**Task prompt**
Swap "everything" for "every item" in the stretch from the line containing "X-axis label: Graphe" through the line containing "give me the", and write out that stretch again with everything else unchanged.

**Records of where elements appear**

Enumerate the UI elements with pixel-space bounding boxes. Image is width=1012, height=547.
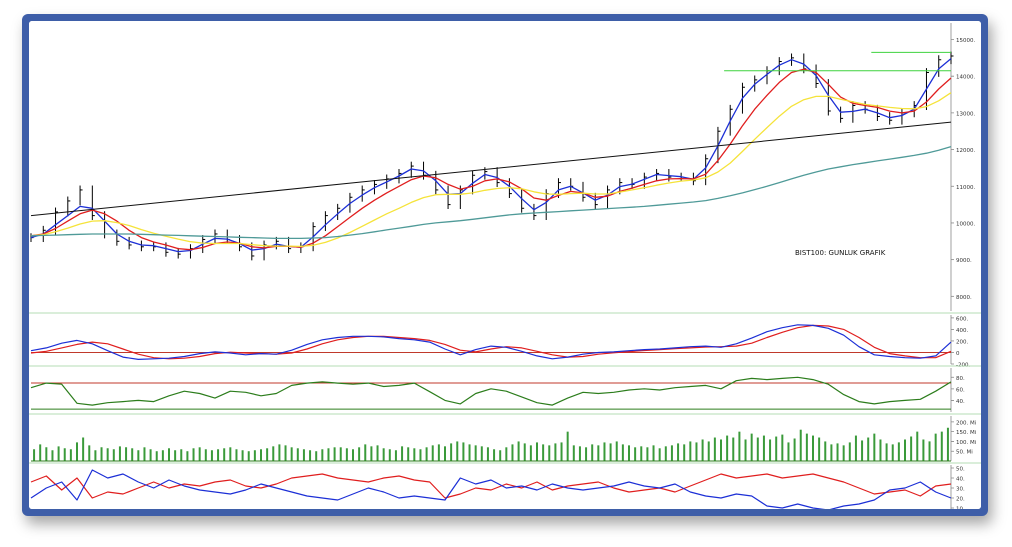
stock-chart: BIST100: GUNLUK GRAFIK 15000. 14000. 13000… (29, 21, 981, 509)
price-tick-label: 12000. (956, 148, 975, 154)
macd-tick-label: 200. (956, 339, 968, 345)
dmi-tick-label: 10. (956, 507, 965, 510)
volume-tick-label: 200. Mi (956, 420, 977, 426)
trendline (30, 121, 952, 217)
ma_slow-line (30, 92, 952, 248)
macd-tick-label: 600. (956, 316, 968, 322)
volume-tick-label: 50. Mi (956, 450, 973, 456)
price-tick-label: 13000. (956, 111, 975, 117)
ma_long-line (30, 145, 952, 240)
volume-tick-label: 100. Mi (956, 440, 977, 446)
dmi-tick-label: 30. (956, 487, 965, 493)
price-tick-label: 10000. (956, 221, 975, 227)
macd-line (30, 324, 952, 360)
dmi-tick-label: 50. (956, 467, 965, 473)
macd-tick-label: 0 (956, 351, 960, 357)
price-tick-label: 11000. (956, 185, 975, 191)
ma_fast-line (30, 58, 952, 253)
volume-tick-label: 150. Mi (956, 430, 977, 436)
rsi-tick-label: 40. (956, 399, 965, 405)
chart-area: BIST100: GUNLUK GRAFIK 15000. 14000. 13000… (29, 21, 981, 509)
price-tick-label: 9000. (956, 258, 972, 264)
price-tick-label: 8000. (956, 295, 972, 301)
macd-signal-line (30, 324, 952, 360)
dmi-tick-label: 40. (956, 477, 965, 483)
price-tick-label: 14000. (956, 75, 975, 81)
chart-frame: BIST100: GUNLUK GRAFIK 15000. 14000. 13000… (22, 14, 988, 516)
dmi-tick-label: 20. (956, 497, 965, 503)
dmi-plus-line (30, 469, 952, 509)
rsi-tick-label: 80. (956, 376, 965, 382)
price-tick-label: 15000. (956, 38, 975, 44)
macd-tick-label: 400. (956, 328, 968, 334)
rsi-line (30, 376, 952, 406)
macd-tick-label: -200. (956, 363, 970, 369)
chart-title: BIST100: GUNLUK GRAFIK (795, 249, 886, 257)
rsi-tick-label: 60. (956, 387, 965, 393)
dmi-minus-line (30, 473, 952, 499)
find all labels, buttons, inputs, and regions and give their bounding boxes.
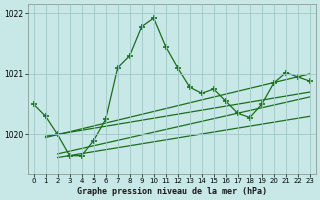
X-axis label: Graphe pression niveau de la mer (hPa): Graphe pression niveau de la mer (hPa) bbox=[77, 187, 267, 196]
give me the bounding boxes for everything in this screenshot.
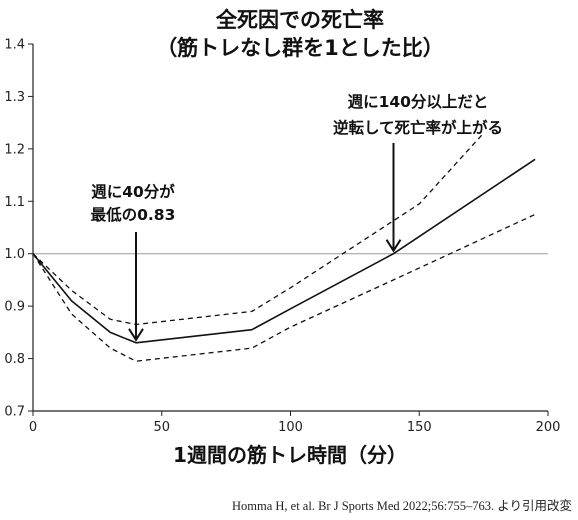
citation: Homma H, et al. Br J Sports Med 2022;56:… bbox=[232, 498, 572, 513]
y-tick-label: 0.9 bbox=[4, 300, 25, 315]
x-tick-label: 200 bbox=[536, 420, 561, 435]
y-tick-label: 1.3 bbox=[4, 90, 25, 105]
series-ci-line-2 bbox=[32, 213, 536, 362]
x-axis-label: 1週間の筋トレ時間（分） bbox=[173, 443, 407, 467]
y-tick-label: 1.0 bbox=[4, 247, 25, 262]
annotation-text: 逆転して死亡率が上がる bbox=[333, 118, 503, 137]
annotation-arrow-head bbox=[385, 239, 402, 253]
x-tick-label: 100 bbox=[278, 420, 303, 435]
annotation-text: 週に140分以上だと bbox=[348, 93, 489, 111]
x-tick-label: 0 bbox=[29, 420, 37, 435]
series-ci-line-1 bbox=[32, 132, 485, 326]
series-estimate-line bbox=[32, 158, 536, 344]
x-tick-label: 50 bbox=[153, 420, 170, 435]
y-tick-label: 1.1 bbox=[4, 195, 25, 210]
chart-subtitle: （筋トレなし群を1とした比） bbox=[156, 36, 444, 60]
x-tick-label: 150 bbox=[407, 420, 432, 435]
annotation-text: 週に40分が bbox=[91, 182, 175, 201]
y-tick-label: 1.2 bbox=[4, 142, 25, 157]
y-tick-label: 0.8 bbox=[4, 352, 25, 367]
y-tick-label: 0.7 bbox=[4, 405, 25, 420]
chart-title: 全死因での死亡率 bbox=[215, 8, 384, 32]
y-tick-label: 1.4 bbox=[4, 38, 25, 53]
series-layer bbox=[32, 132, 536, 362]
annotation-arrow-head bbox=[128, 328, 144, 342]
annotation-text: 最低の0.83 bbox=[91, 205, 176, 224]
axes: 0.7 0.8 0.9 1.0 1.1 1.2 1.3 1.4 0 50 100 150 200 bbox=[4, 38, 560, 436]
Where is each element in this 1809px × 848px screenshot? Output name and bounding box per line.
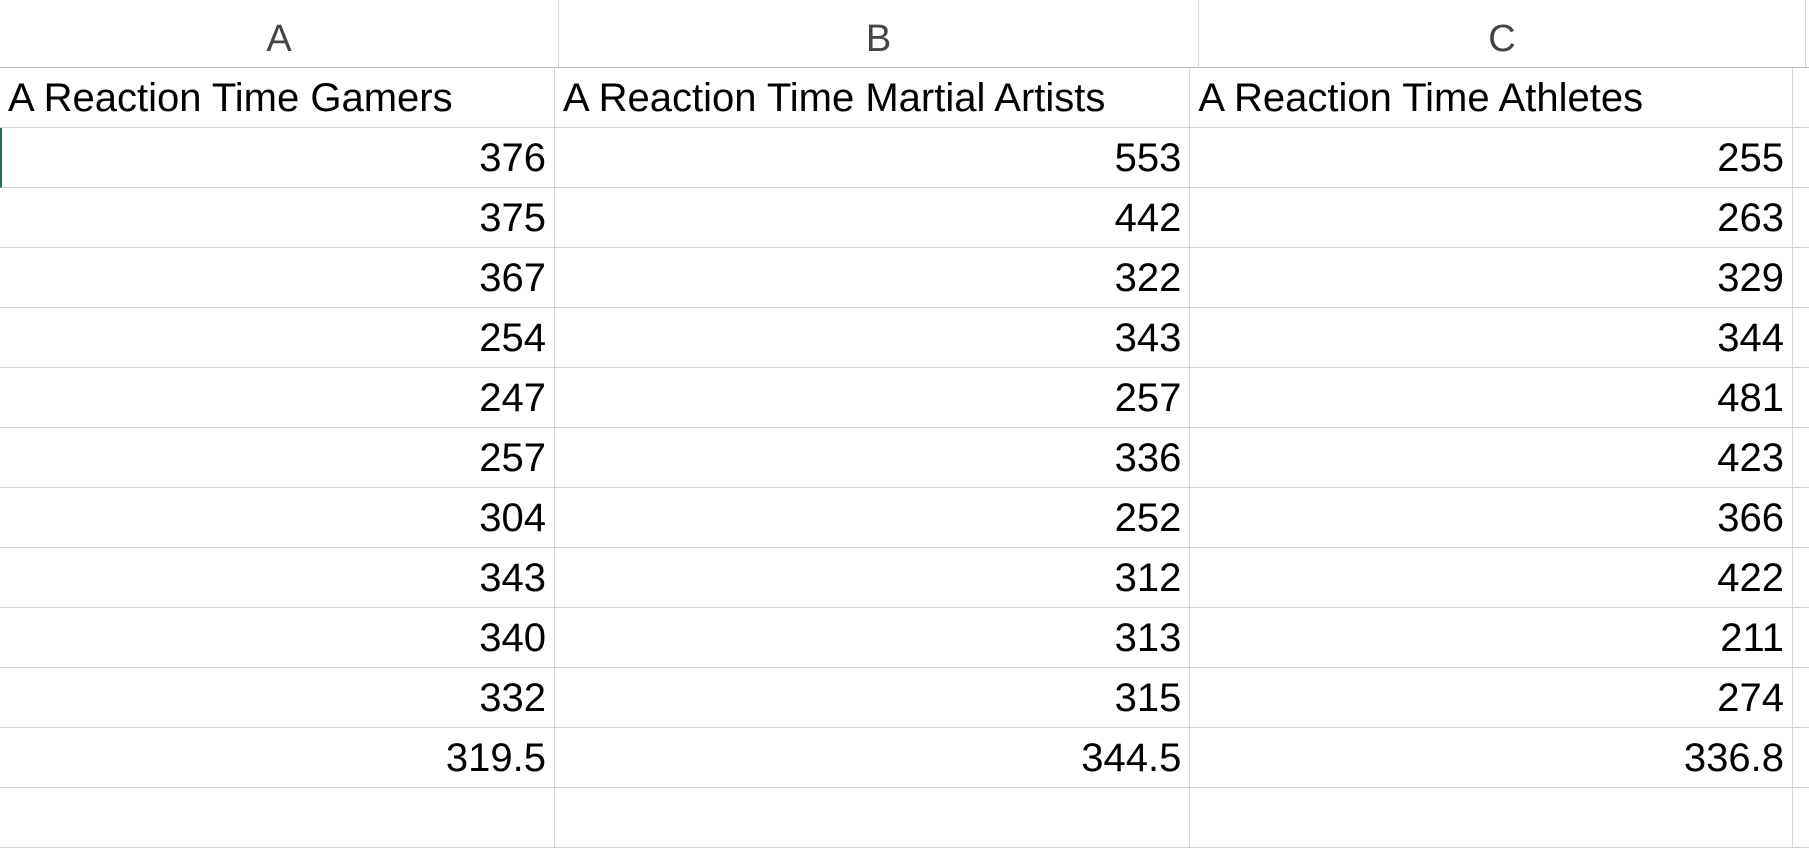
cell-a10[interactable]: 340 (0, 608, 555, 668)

**In response**
X-axis label: Graphe pression niveau de la mer (hPa): Graphe pression niveau de la mer (hPa) bbox=[77, 187, 267, 196]
give me the bounding boxes for every item in this screenshot.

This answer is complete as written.